• What to do
Could you copy exactly the lines from the one containing "Serialize everything readable" through the last line of the records below, leaving out any pictures?

[Start Provided records]

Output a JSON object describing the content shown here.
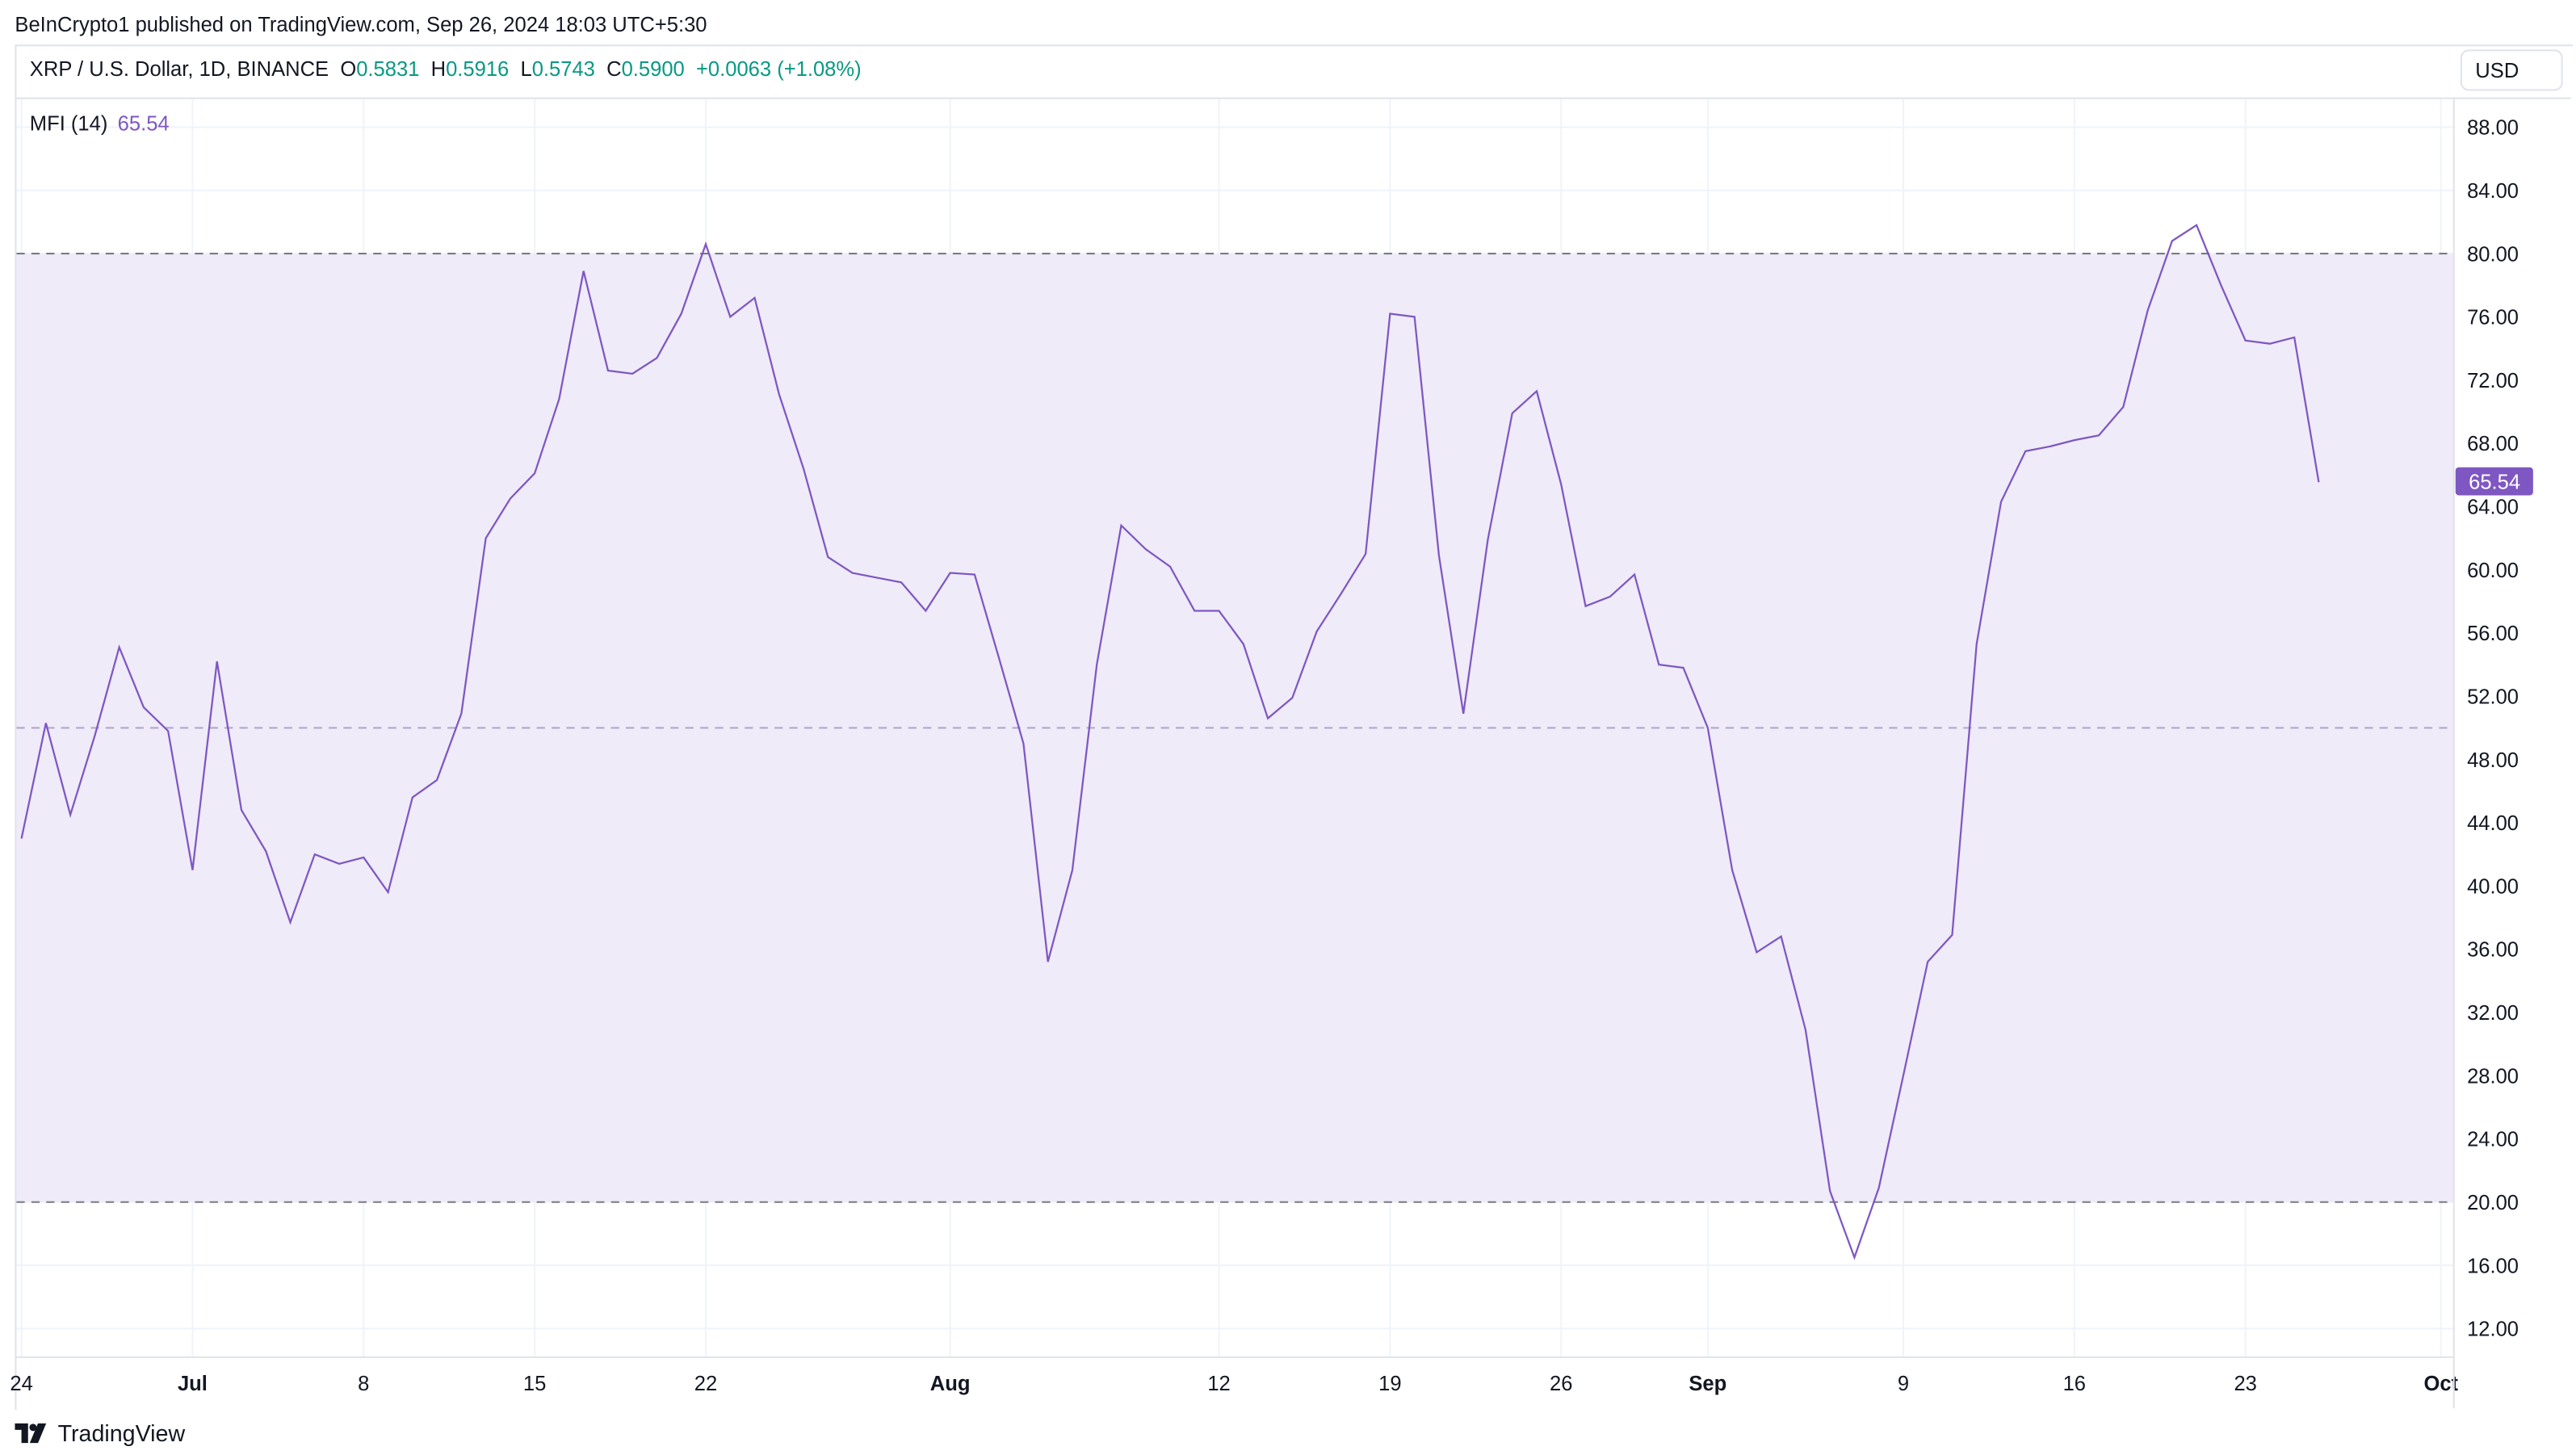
{
  "header": {
    "published": "BeInCrypto1 published on TradingView.com, Sep 26, 2024 18:03 UTC+5:30"
  },
  "legend": {
    "symbol": "XRP / U.S. Dollar, 1D, BINANCE",
    "o_label": "O",
    "o": "0.5831",
    "h_label": "H",
    "h": "0.5916",
    "l_label": "L",
    "l": "0.5743",
    "c_label": "C",
    "c": "0.5900",
    "change": "+0.0063 (+1.08%)"
  },
  "currency_button": "USD",
  "indicator": {
    "name": "MFI (14)",
    "value": "65.54"
  },
  "footer": {
    "brand": "TradingView"
  },
  "colors": {
    "line": "#7e57c2",
    "band": "#efebf8",
    "up": "#089981"
  },
  "chart_data": {
    "type": "line",
    "title": "MFI (14)",
    "start_date": "2024-06-24",
    "ylim": [
      10,
      90
    ],
    "yticks": [
      "88.00",
      "84.00",
      "80.00",
      "76.00",
      "72.00",
      "68.00",
      "64.00",
      "60.00",
      "56.00",
      "52.00",
      "48.00",
      "44.00",
      "40.00",
      "36.00",
      "32.00",
      "28.00",
      "24.00",
      "20.00",
      "16.00",
      "12.00"
    ],
    "ytick_values": [
      88,
      84,
      80,
      76,
      72,
      68,
      64,
      60,
      56,
      52,
      48,
      44,
      40,
      36,
      32,
      28,
      24,
      20,
      16,
      12
    ],
    "xticks": [
      {
        "label": "24",
        "day": 0
      },
      {
        "label": "Jul",
        "day": 7
      },
      {
        "label": "8",
        "day": 14
      },
      {
        "label": "15",
        "day": 21
      },
      {
        "label": "22",
        "day": 28
      },
      {
        "label": "Aug",
        "day": 38
      },
      {
        "label": "12",
        "day": 49
      },
      {
        "label": "19",
        "day": 56
      },
      {
        "label": "26",
        "day": 63
      },
      {
        "label": "Sep",
        "day": 69
      },
      {
        "label": "9",
        "day": 77
      },
      {
        "label": "16",
        "day": 84
      },
      {
        "label": "23",
        "day": 91
      },
      {
        "label": "Oct",
        "day": 99
      }
    ],
    "levels": {
      "upper": 80,
      "middle": 50,
      "lower": 20
    },
    "last_value_label": "65.54",
    "values": [
      43.0,
      50.3,
      44.5,
      49.5,
      55.1,
      51.3,
      49.8,
      41.0,
      54.2,
      44.8,
      42.2,
      37.7,
      42.0,
      41.4,
      41.8,
      39.6,
      45.6,
      46.7,
      50.9,
      62.0,
      64.5,
      66.1,
      70.8,
      78.9,
      72.6,
      72.4,
      73.4,
      76.2,
      80.6,
      76.0,
      77.2,
      71.1,
      66.4,
      60.8,
      59.8,
      59.5,
      59.2,
      57.4,
      59.8,
      59.7,
      54.4,
      49.0,
      35.2,
      41.0,
      54.0,
      62.8,
      61.3,
      60.2,
      57.4,
      57.4,
      55.3,
      50.6,
      51.9,
      56.1,
      58.5,
      61.0,
      76.2,
      76.0,
      60.9,
      50.9,
      61.9,
      69.9,
      71.3,
      65.4,
      57.7,
      58.3,
      59.7,
      54.0,
      53.8,
      50.0,
      41.0,
      35.8,
      36.8,
      30.9,
      20.7,
      16.5,
      20.9,
      28.0,
      35.2,
      36.9,
      55.3,
      64.3,
      67.5,
      67.8,
      68.2,
      68.5,
      70.3,
      76.4,
      80.8,
      81.8,
      78.0,
      74.5,
      74.3,
      74.7,
      65.54
    ]
  }
}
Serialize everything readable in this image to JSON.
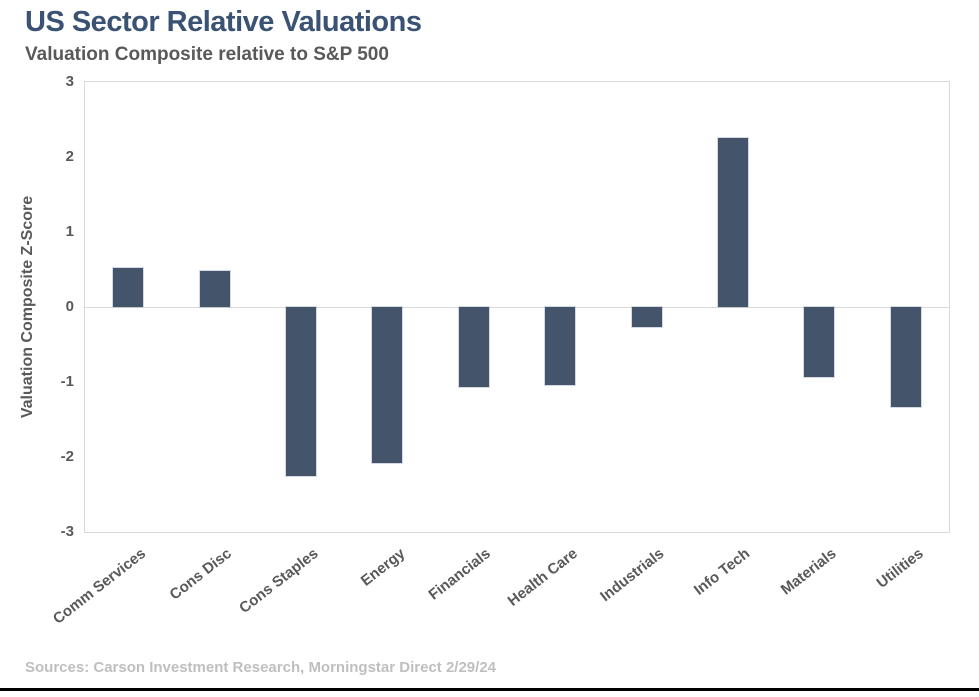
{
  "chart_data": {
    "type": "bar",
    "title": "US Sector Relative Valuations",
    "subtitle": "Valuation Composite relative to S&P 500",
    "categories": [
      "Comm Services",
      "Cons Disc",
      "Cons Staples",
      "Energy",
      "Financials",
      "Health Care",
      "Industrials",
      "Info Tech",
      "Materials",
      "Utilities"
    ],
    "values": [
      0.52,
      0.48,
      -2.25,
      -2.08,
      -1.07,
      -1.04,
      -0.26,
      2.25,
      -0.93,
      -1.33
    ],
    "xlabel": "",
    "ylabel": "Valuation Composite Z-Score",
    "ylim": [
      -3,
      3
    ],
    "yticks": [
      3,
      2,
      1,
      0,
      -1,
      -2,
      -3
    ],
    "grid": "zero-line-only",
    "legend": "none",
    "source": "Sources: Carson Investment Research, Morningstar Direct 2/29/24",
    "colors": {
      "bar": "#44546A",
      "title": "#3A5273",
      "subtitle": "#595959",
      "axis_text": "#595959",
      "source_text": "#BFBFBF",
      "grid": "#D9D9D9",
      "bottom_rule": "#000000"
    }
  }
}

[End Provided records]

• Answer to this task
Serialize everything readable in this image to JSON.
{
  "chart_data": {
    "type": "bar",
    "title": "US Sector Relative Valuations",
    "subtitle": "Valuation Composite relative to S&P 500",
    "categories": [
      "Comm Services",
      "Cons Disc",
      "Cons Staples",
      "Energy",
      "Financials",
      "Health Care",
      "Industrials",
      "Info Tech",
      "Materials",
      "Utilities"
    ],
    "values": [
      0.52,
      0.48,
      -2.25,
      -2.08,
      -1.07,
      -1.04,
      -0.26,
      2.25,
      -0.93,
      -1.33
    ],
    "xlabel": "",
    "ylabel": "Valuation Composite Z-Score",
    "ylim": [
      -3,
      3
    ],
    "yticks": [
      3,
      2,
      1,
      0,
      -1,
      -2,
      -3
    ],
    "grid": "zero-line-only",
    "legend": "none",
    "source": "Sources: Carson Investment Research, Morningstar Direct 2/29/24",
    "colors": {
      "bar": "#44546A",
      "title": "#3A5273",
      "subtitle": "#595959",
      "axis_text": "#595959",
      "source_text": "#BFBFBF",
      "grid": "#D9D9D9",
      "bottom_rule": "#000000"
    }
  }
}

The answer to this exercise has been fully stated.